» **Stated problem**
Pull out every line of the listing below where "marker" appears.

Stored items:

------------------------

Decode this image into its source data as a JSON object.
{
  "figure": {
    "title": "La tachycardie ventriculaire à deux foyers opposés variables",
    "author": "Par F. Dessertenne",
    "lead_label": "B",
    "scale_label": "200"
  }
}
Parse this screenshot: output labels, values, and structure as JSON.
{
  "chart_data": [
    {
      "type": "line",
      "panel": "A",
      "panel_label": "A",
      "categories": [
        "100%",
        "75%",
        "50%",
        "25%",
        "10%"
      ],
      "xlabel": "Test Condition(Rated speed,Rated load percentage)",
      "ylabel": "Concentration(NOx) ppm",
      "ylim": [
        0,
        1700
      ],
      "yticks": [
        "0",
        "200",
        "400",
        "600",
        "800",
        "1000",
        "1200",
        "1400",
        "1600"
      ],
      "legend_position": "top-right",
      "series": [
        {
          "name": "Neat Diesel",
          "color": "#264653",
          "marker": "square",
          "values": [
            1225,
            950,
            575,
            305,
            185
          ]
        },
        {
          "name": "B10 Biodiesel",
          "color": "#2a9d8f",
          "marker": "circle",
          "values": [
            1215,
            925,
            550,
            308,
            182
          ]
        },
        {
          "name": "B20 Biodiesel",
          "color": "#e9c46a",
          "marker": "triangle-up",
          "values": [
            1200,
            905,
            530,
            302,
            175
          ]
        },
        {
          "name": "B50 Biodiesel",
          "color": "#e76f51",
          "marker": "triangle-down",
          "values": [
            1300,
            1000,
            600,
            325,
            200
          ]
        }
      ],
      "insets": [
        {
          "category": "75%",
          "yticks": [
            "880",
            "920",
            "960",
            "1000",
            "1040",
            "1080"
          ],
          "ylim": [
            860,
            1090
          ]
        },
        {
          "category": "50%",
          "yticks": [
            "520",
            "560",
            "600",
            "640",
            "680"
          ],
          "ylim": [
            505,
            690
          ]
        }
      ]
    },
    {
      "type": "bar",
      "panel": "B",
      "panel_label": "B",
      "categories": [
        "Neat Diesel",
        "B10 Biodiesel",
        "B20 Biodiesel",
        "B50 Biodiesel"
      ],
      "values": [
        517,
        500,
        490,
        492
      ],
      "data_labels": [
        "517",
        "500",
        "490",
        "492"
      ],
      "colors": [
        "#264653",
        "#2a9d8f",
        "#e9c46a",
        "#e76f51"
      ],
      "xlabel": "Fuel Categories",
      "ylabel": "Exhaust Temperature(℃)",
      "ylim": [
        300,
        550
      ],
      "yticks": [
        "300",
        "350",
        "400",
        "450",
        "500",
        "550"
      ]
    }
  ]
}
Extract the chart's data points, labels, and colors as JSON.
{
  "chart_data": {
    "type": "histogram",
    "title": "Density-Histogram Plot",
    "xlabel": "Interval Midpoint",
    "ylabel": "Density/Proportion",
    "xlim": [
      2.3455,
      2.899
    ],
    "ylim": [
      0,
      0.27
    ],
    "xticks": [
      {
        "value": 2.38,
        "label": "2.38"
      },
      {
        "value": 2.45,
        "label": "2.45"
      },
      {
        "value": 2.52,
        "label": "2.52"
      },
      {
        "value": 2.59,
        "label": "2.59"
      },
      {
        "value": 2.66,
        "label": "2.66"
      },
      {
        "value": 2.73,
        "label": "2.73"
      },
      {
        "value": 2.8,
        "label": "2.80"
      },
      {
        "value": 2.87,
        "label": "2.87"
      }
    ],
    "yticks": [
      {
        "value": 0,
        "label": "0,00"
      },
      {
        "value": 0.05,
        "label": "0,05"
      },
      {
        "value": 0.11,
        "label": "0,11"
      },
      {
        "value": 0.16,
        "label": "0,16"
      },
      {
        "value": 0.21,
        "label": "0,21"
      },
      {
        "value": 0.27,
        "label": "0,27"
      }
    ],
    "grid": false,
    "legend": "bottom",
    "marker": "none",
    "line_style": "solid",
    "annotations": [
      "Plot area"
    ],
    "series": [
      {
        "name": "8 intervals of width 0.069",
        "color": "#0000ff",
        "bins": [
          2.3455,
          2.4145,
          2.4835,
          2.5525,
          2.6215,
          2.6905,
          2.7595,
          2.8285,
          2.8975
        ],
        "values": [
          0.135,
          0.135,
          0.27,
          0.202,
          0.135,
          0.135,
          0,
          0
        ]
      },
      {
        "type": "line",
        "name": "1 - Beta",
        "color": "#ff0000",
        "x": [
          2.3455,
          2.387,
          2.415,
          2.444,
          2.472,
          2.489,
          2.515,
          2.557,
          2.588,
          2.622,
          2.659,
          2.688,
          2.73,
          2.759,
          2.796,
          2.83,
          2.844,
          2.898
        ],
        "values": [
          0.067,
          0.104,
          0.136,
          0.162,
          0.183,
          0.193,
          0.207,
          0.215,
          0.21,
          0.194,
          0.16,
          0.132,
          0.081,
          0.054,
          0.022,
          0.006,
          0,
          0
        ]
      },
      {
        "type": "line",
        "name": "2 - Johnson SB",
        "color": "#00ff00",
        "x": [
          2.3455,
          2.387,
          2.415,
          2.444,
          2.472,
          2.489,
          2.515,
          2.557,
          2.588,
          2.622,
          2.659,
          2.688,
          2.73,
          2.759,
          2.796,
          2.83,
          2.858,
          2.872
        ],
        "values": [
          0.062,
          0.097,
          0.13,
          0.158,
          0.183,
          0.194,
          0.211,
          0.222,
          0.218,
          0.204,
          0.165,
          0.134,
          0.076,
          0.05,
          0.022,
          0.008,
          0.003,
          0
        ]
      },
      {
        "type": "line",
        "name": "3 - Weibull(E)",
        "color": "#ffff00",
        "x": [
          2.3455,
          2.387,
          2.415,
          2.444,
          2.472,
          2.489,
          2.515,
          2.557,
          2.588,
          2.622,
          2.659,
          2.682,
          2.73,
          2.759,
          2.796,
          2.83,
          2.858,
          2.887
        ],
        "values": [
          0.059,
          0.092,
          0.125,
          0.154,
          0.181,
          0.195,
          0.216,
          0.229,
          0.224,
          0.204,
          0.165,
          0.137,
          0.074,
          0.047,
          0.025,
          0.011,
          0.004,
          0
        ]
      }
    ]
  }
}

------------------------

» **Problem solution**
          "marker": "square",
          "marker": "circle",
          "marker": "triangle-up",
          "marker": "triangle-down",
    "marker": "none",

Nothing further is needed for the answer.